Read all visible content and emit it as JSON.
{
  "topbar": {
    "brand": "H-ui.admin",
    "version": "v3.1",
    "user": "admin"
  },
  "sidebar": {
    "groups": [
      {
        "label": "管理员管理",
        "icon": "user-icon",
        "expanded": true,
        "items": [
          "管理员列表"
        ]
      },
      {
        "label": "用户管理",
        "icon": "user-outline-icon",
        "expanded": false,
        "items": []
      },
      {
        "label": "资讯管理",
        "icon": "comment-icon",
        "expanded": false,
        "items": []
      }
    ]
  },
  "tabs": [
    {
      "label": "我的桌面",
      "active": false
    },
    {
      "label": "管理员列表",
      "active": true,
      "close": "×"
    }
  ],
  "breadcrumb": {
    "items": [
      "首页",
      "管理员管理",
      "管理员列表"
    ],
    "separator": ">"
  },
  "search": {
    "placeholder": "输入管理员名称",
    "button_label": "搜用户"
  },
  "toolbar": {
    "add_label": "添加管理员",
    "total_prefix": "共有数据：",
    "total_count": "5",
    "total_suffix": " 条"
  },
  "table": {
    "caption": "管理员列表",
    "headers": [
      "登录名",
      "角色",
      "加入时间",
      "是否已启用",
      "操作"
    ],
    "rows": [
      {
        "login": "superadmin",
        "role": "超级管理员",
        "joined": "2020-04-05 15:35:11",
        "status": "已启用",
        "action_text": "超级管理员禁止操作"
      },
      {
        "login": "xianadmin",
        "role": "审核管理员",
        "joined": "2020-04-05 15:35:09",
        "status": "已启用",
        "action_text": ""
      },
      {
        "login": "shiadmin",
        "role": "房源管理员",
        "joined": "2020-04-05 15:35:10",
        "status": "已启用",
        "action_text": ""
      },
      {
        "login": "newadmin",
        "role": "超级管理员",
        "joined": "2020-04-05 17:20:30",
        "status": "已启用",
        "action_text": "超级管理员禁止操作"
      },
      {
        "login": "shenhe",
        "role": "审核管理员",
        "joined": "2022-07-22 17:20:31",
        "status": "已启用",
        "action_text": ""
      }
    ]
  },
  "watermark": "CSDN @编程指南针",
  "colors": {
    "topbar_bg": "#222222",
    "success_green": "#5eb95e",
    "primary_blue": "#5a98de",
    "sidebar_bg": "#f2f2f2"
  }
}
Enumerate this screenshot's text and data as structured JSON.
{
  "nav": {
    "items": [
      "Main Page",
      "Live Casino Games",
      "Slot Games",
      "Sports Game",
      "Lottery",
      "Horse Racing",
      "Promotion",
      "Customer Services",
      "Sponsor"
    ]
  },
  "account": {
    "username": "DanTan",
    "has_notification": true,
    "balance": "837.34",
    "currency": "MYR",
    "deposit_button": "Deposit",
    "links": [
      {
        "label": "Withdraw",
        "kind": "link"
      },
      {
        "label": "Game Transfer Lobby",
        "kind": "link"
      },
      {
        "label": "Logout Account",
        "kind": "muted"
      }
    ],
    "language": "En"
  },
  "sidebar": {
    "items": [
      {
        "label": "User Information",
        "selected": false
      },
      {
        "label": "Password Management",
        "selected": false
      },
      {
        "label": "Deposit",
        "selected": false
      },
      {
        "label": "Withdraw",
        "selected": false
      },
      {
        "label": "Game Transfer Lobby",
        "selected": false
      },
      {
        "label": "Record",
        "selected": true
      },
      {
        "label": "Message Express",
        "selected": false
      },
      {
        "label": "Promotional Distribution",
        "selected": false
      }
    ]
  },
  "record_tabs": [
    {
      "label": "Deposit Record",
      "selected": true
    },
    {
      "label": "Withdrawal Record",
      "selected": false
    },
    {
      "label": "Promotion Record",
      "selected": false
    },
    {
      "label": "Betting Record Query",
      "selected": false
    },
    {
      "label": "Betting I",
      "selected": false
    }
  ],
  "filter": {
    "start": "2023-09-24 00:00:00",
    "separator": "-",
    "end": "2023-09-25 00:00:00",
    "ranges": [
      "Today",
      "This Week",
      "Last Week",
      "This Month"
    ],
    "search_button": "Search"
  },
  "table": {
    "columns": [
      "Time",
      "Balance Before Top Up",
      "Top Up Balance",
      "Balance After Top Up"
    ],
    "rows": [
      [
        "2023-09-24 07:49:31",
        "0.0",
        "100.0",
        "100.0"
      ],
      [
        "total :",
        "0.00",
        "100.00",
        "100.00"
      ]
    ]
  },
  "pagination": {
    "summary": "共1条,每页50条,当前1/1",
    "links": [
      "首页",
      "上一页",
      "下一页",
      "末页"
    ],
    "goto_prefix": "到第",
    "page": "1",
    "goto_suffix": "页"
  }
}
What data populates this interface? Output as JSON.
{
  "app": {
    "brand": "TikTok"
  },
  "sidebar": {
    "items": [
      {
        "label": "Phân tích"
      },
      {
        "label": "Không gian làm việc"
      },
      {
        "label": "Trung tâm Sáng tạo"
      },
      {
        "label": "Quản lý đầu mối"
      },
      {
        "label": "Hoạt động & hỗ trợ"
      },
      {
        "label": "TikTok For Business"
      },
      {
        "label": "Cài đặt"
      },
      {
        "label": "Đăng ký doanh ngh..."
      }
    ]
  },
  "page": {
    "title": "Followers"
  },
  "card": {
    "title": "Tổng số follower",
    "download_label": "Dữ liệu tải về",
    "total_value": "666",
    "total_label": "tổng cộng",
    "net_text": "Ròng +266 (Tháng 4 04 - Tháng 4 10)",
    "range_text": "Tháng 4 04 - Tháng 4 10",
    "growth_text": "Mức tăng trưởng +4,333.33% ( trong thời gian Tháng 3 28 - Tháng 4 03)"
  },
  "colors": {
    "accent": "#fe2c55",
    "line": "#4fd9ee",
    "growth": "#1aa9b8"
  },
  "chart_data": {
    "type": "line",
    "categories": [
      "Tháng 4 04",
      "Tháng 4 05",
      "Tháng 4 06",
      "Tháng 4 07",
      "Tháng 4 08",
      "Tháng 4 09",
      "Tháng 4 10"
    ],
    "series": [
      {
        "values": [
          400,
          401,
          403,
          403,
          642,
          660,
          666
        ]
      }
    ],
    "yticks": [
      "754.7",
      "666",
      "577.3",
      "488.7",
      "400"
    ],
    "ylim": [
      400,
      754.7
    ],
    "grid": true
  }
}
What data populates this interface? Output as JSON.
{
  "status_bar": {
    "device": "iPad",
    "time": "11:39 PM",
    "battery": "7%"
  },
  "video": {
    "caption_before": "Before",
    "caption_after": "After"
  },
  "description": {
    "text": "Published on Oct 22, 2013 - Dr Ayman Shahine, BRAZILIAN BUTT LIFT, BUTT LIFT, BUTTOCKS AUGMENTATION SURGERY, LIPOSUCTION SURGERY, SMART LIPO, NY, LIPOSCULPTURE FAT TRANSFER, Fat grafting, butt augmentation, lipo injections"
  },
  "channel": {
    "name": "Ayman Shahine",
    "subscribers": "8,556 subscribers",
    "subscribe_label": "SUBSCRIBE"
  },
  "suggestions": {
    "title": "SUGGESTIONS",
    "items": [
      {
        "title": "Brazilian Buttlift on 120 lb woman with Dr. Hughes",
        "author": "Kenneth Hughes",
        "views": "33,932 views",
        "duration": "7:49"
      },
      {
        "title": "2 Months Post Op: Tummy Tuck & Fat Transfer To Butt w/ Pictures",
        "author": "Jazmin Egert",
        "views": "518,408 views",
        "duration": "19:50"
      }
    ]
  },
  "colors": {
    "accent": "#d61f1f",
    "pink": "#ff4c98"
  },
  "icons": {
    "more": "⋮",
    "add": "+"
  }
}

────────

_PROBLEM TO WORK ON:_ In the records above, tally the lines where the word "Shahine" appears, and give the number and nothing else.

_COMPLETED TASK:_ 2